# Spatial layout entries
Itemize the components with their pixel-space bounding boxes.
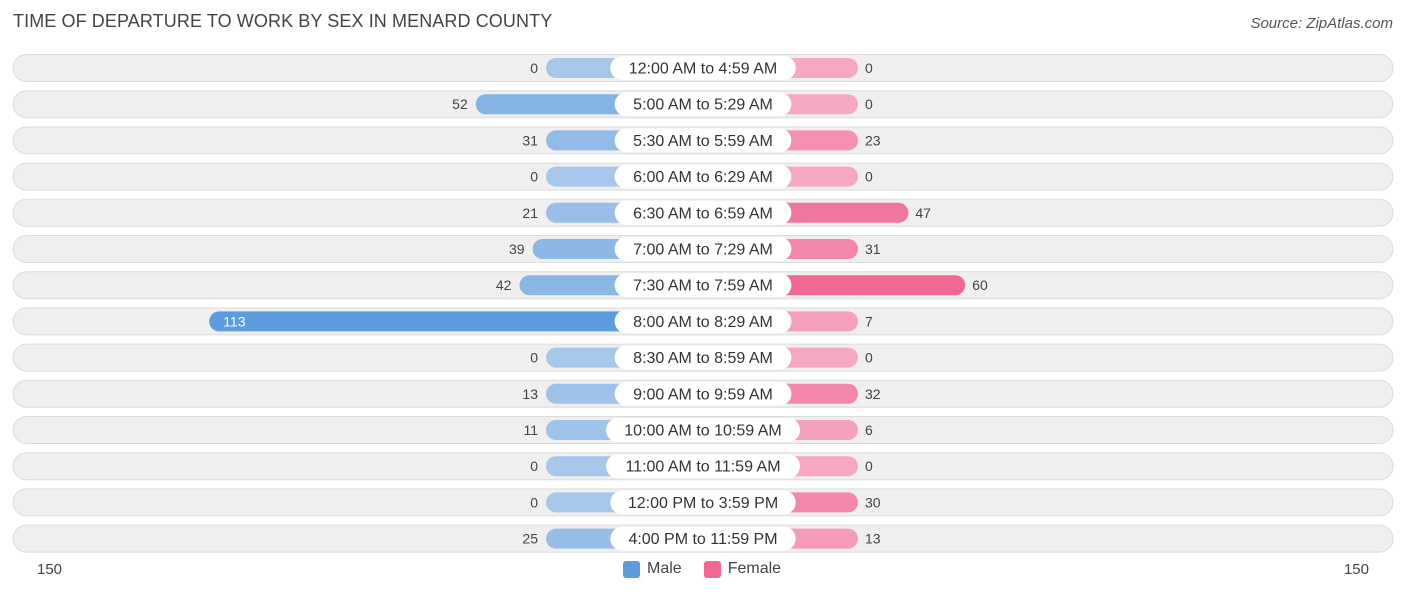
value-label-male: 31 [522,132,538,148]
legend-swatch-female [703,560,721,578]
category-label: 7:30 AM to 7:59 AM [633,278,773,295]
category-pill [614,128,792,153]
value-label-female: 60 [972,277,988,293]
category-label: 6:00 AM to 6:29 AM [633,169,773,186]
axis-label-left: 150 [37,561,63,578]
row-11: 11:00 AM to 11:59 AM 0 0 [12,452,1394,481]
row-4: 6:30 AM to 6:59 AM 21 47 [12,198,1394,227]
row-3: 6:00 AM to 6:29 AM 0 0 [12,162,1394,191]
value-label-female: 0 [865,60,873,76]
legend: Male Female [623,560,781,578]
bar-male [209,311,703,332]
category-pill [606,454,800,479]
row-10: 10:00 AM to 10:59 AM 11 6 [12,416,1394,444]
row-9: 9:00 AM to 9:59 AM 13 32 [12,379,1394,408]
value-label-female: 6 [865,422,873,438]
legend-item-female: Female [703,560,782,578]
category-label: 9:00 AM to 9:59 AM [633,386,773,403]
category-label: 5:30 AM to 5:59 AM [633,133,773,150]
category-label: 6:30 AM to 6:59 AM [633,205,773,222]
row-12: 12:00 PM to 3:59 PM 0 30 [12,488,1394,517]
value-label-female: 47 [915,205,931,221]
value-label-male: 0 [530,458,538,474]
category-pill [610,490,796,515]
value-label-female: 0 [865,458,873,474]
value-label-female: 23 [865,132,881,148]
category-label: 7:00 AM to 7:29 AM [633,242,773,259]
row-1: 5:00 AM to 5:29 AM 52 0 [12,90,1394,119]
value-label-female: 0 [865,96,873,112]
value-label-male: 42 [496,277,512,293]
legend-label-female: Female [727,560,782,577]
value-label-male: 21 [522,205,538,221]
value-label-female: 30 [865,494,881,510]
row-7: 8:00 AM to 8:29 AM 113 7 [12,307,1394,336]
chart-title: TIME OF DEPARTURE TO WORK BY SEX IN MENA… [13,11,553,31]
legend-swatch-male [623,560,640,578]
category-pill [606,418,800,442]
value-label-female: 0 [865,169,873,185]
category-label: 12:00 AM to 4:59 AM [629,61,778,78]
value-label-female: 31 [865,241,881,257]
category-pill [614,237,792,261]
value-label-female: 32 [865,386,881,402]
category-pill [614,92,792,117]
value-label-male: 25 [522,531,538,547]
category-pill [614,345,792,370]
legend-label-male: Male [647,560,682,577]
row-5: 7:00 AM to 7:29 AM 39 31 [12,235,1394,263]
category-pill [614,381,792,406]
category-pill [610,56,796,80]
row-0: 12:00 AM to 4:59 AM 0 0 [12,54,1394,82]
source-credit: Source: ZipAtlas.com [1250,15,1393,32]
category-label: 8:30 AM to 8:59 AM [633,350,773,367]
value-label-female: 13 [865,531,881,547]
category-label: 5:00 AM to 5:29 AM [633,97,773,114]
category-label: 8:00 AM to 8:29 AM [633,314,773,331]
value-label-male: 13 [522,386,538,402]
value-label-male: 0 [530,350,538,366]
row-2: 5:30 AM to 5:59 AM 31 23 [12,126,1394,155]
category-pill [614,200,792,225]
row-13: 4:00 PM to 11:59 PM 25 13 [12,524,1394,553]
value-label-male: 0 [530,494,538,510]
axis-label-right: 150 [1343,561,1369,578]
legend-item-male: Male [623,560,682,578]
value-label-female: 7 [865,313,873,329]
row-8: 8:30 AM to 8:59 AM 0 0 [12,343,1394,372]
category-pill [614,164,792,189]
value-label-male: 11 [523,422,538,438]
category-pill [610,526,796,551]
value-label-male: 52 [452,96,468,112]
category-pill [614,309,792,334]
category-label: 11:00 AM to 11:59 AM [625,459,780,476]
value-label-male: 113 [223,313,246,329]
category-pill [614,273,792,298]
category-label: 10:00 AM to 10:59 AM [624,423,781,440]
value-label-male: 39 [509,241,525,257]
value-label-female: 0 [865,350,873,366]
row-6: 7:30 AM to 7:59 AM 42 60 [12,271,1394,300]
value-label-male: 0 [530,60,538,76]
category-label: 4:00 PM to 11:59 PM [628,531,777,548]
category-label: 12:00 PM to 3:59 PM [628,495,778,512]
value-label-male: 0 [530,169,538,185]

# Written request
Rewrite all of the records with "category-pill" changed to "category-badge" everywhere, leaving everything else as it is and omitting the pictures.

# Task response
Itemize the components with their pixel-space bounding boxes.
value-label-male: 31 [522,132,538,148]
legend-swatch-female [703,560,721,578]
category-label: 7:30 AM to 7:59 AM [633,278,773,295]
category-badge [614,128,792,153]
value-label-female: 60 [972,277,988,293]
category-label: 6:00 AM to 6:29 AM [633,169,773,186]
axis-label-left: 150 [37,561,63,578]
row-11: 11:00 AM to 11:59 AM 0 0 [12,452,1394,481]
row-4: 6:30 AM to 6:59 AM 21 47 [12,198,1394,227]
row-3: 6:00 AM to 6:29 AM 0 0 [12,162,1394,191]
value-label-female: 0 [865,60,873,76]
legend: Male Female [623,560,781,578]
bar-male [209,311,703,332]
category-badge [606,454,800,479]
row-10: 10:00 AM to 10:59 AM 11 6 [12,416,1394,444]
row-9: 9:00 AM to 9:59 AM 13 32 [12,379,1394,408]
value-label-female: 6 [865,422,873,438]
legend-item-female: Female [703,560,782,578]
category-label: 9:00 AM to 9:59 AM [633,386,773,403]
category-label: 5:30 AM to 5:59 AM [633,133,773,150]
category-label: 6:30 AM to 6:59 AM [633,205,773,222]
row-12: 12:00 PM to 3:59 PM 0 30 [12,488,1394,517]
value-label-female: 47 [915,205,931,221]
value-label-male: 0 [530,458,538,474]
category-badge [610,490,796,515]
value-label-female: 0 [865,458,873,474]
value-label-female: 23 [865,132,881,148]
category-label: 7:00 AM to 7:29 AM [633,242,773,259]
row-1: 5:00 AM to 5:29 AM 52 0 [12,90,1394,119]
value-label-female: 0 [865,96,873,112]
value-label-male: 42 [496,277,512,293]
legend-label-female: Female [727,560,782,577]
value-label-male: 21 [522,205,538,221]
value-label-female: 30 [865,494,881,510]
row-7: 8:00 AM to 8:29 AM 113 7 [12,307,1394,336]
chart-title: TIME OF DEPARTURE TO WORK BY SEX IN MENA… [13,11,553,31]
legend-swatch-male [623,560,640,578]
category-badge [606,418,800,442]
value-label-female: 0 [865,169,873,185]
category-label: 12:00 AM to 4:59 AM [629,61,778,78]
value-label-female: 31 [865,241,881,257]
category-badge [614,237,792,261]
value-label-female: 32 [865,386,881,402]
category-badge [614,92,792,117]
value-label-male: 25 [522,531,538,547]
category-badge [614,345,792,370]
legend-label-male: Male [647,560,682,577]
row-5: 7:00 AM to 7:29 AM 39 31 [12,235,1394,263]
category-badge [614,381,792,406]
category-badge [610,56,796,80]
row-0: 12:00 AM to 4:59 AM 0 0 [12,54,1394,82]
source-credit: Source: ZipAtlas.com [1250,15,1393,32]
category-label: 8:30 AM to 8:59 AM [633,350,773,367]
value-label-female: 13 [865,531,881,547]
category-label: 5:00 AM to 5:29 AM [633,97,773,114]
category-label: 8:00 AM to 8:29 AM [633,314,773,331]
value-label-male: 13 [522,386,538,402]
value-label-male: 0 [530,350,538,366]
row-2: 5:30 AM to 5:59 AM 31 23 [12,126,1394,155]
category-badge [614,200,792,225]
row-13: 4:00 PM to 11:59 PM 25 13 [12,524,1394,553]
value-label-male: 0 [530,494,538,510]
axis-label-right: 150 [1343,561,1369,578]
legend-item-male: Male [623,560,682,578]
value-label-female: 7 [865,313,873,329]
row-8: 8:30 AM to 8:59 AM 0 0 [12,343,1394,372]
category-badge [614,164,792,189]
value-label-male: 11 [523,422,538,438]
category-badge [610,526,796,551]
value-label-male: 52 [452,96,468,112]
category-badge [614,309,792,334]
category-label: 11:00 AM to 11:59 AM [625,459,780,476]
value-label-male: 113 [223,313,246,329]
category-badge [614,273,792,298]
category-label: 10:00 AM to 10:59 AM [624,423,781,440]
value-label-male: 39 [509,241,525,257]
value-label-female: 0 [865,350,873,366]
row-6: 7:30 AM to 7:59 AM 42 60 [12,271,1394,300]
value-label-male: 0 [530,60,538,76]
category-label: 4:00 PM to 11:59 PM [628,531,777,548]
category-label: 12:00 PM to 3:59 PM [628,495,778,512]
value-label-male: 0 [530,169,538,185]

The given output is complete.